** START OF SOURCE MATERIAL **

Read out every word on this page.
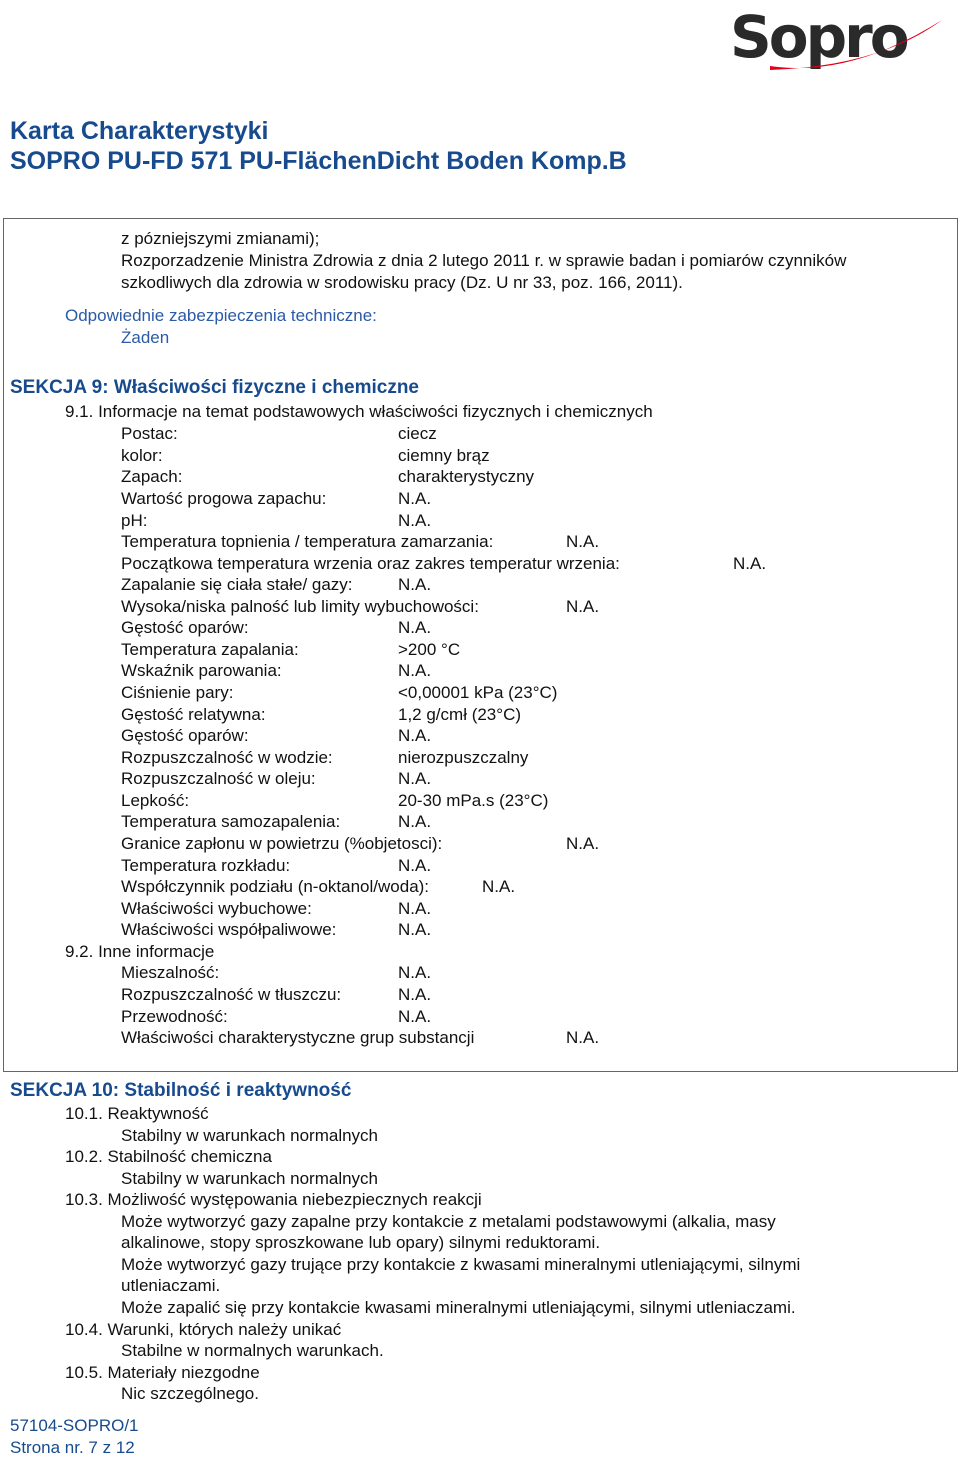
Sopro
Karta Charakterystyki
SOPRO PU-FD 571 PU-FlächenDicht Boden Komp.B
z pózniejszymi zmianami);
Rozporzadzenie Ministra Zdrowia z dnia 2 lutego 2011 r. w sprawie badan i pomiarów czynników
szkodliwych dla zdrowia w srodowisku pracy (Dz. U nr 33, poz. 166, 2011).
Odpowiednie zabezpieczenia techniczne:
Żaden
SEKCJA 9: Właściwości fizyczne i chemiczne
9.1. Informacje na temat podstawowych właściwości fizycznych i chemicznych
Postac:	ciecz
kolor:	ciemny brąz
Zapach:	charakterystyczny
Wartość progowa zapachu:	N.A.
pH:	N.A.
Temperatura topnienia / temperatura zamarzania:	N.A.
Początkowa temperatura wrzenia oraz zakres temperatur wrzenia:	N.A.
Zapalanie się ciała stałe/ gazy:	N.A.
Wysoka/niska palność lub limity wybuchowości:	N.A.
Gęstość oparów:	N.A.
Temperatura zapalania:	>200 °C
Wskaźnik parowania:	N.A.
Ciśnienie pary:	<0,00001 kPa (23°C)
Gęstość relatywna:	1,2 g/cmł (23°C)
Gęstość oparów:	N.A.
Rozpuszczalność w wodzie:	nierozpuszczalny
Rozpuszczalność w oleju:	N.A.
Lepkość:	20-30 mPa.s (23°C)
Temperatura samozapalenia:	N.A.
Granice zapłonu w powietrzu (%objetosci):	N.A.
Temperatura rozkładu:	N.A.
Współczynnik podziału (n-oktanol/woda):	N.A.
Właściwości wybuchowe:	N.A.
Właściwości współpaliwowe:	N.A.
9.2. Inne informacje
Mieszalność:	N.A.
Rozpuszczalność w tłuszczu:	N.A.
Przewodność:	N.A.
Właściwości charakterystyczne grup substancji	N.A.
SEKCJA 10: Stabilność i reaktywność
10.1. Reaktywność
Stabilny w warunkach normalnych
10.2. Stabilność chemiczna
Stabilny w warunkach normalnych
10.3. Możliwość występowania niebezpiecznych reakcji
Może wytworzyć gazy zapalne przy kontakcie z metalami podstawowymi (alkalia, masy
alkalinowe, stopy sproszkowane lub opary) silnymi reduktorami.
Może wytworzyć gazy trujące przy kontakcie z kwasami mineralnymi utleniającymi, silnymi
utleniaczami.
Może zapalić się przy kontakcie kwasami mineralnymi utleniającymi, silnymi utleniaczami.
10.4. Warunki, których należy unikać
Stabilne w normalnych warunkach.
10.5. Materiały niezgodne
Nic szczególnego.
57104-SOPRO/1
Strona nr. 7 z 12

** END OF SOURCE MATERIAL **
** START OF SOURCE MATERIAL **

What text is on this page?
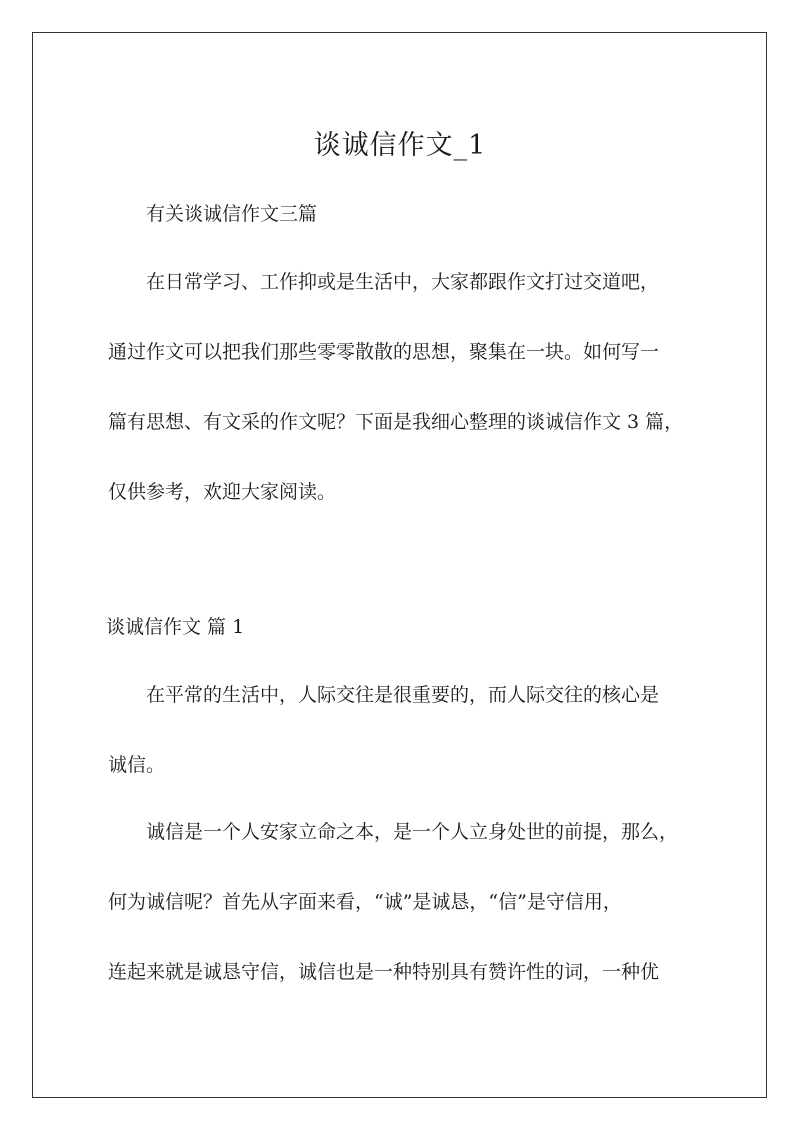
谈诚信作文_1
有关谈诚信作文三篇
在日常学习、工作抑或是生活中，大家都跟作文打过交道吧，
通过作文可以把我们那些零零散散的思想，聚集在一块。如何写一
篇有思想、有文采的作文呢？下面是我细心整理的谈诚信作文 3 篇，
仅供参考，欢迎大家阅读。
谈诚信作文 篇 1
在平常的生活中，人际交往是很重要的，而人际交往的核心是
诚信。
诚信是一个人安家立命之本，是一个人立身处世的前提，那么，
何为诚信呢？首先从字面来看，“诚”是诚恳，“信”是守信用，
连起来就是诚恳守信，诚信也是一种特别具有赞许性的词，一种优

** END OF SOURCE MATERIAL **

**WHAT IS EXPECTED:** Identify the lines above with the word "silnymi". Copy them.

**EXERCISE RESPONSE:**
alkalinowe, stopy sproszkowane lub opary) silnymi reduktorami.
Może wytworzyć gazy trujące przy kontakcie z kwasami mineralnymi utleniającymi, silnymi
Może zapalić się przy kontakcie kwasami mineralnymi utleniającymi, silnymi utleniaczami.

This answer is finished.